• Directions for this task
Select every line containing the word "трубу" from the material, and copy those lines.

• Given entries
---

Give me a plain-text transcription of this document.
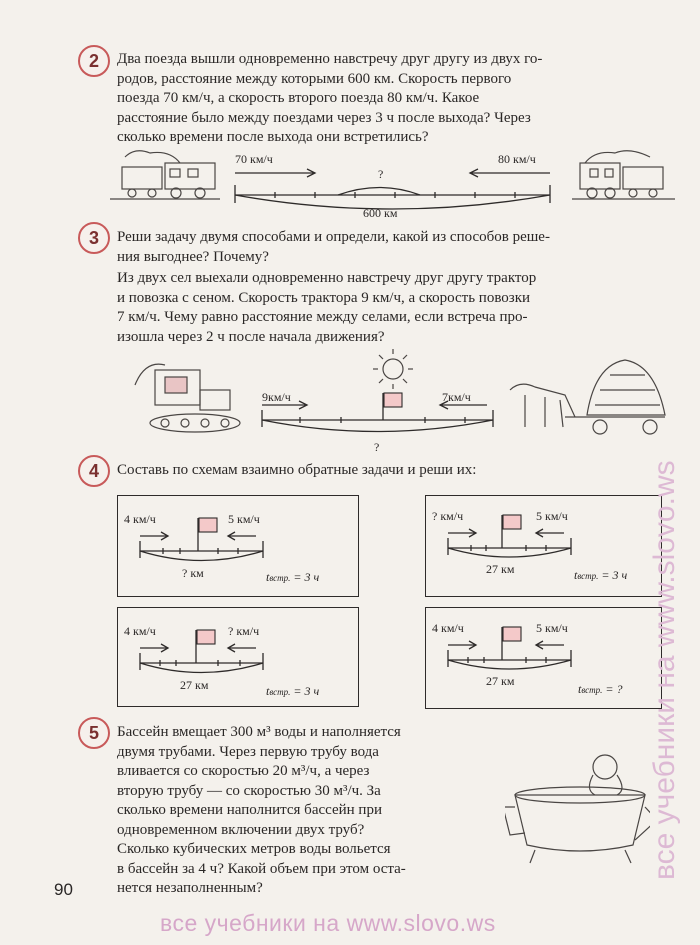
2	Два поезда вышли одновременно навстречу друг другу из двух го-
родов, расстояние между которыми 600 км. Скорость первого
поезда 70 км/ч, а скорость второго поезда 80 км/ч. Какое
расстояние было между поездами через 3 ч после выхода? Через
сколько времени после выхода они встретились?
70 км/ч	80 км/ч
?
600 км
3	Реши задачу двумя способами и определи, какой из способов реше-
ния выгоднее? Почему?
Из двух сел выехали одновременно навстречу друг другу трактор
и повозка с сеном. Скорость трактора 9 км/ч, а скорость повозки
7 км/ч. Чему равно расстояние между селами, если встреча про-
изошла через 2 ч после начала движения?
9км/ч	7км/ч
?
4	Составь по схемам взаимно обратные задачи и реши их:
4 км/ч	5 км/ч
? км	tвстр. = 3 ч
? км/ч	5 км/ч
27 км	tвстр. = 3 ч
4 км/ч	? км/ч
27 км	tвстр. = 3 ч
4 км/ч	5 км/ч
27 км
tвстр. = ?
5	Бассейн вмещает 300 м³ воды и наполняется
двумя трубами. Через первую трубу вода
вливается со скоростью 20 м³/ч, а через
вторую трубу — со скоростью 30 м³/ч. За
сколько времени наполнится бассейн при
одновременном включении двух труб?
Сколько кубических метров воды вольется
в бассейн за 4 ч? Какой объем при этом оста-
нется незаполненным?
90
все учебники на www.slovo.ws
все учебники на www.slovo.ws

---

• Task response
двумя трубами. Через первую трубу вода
вторую трубу — со скоростью 30 м³/ч. За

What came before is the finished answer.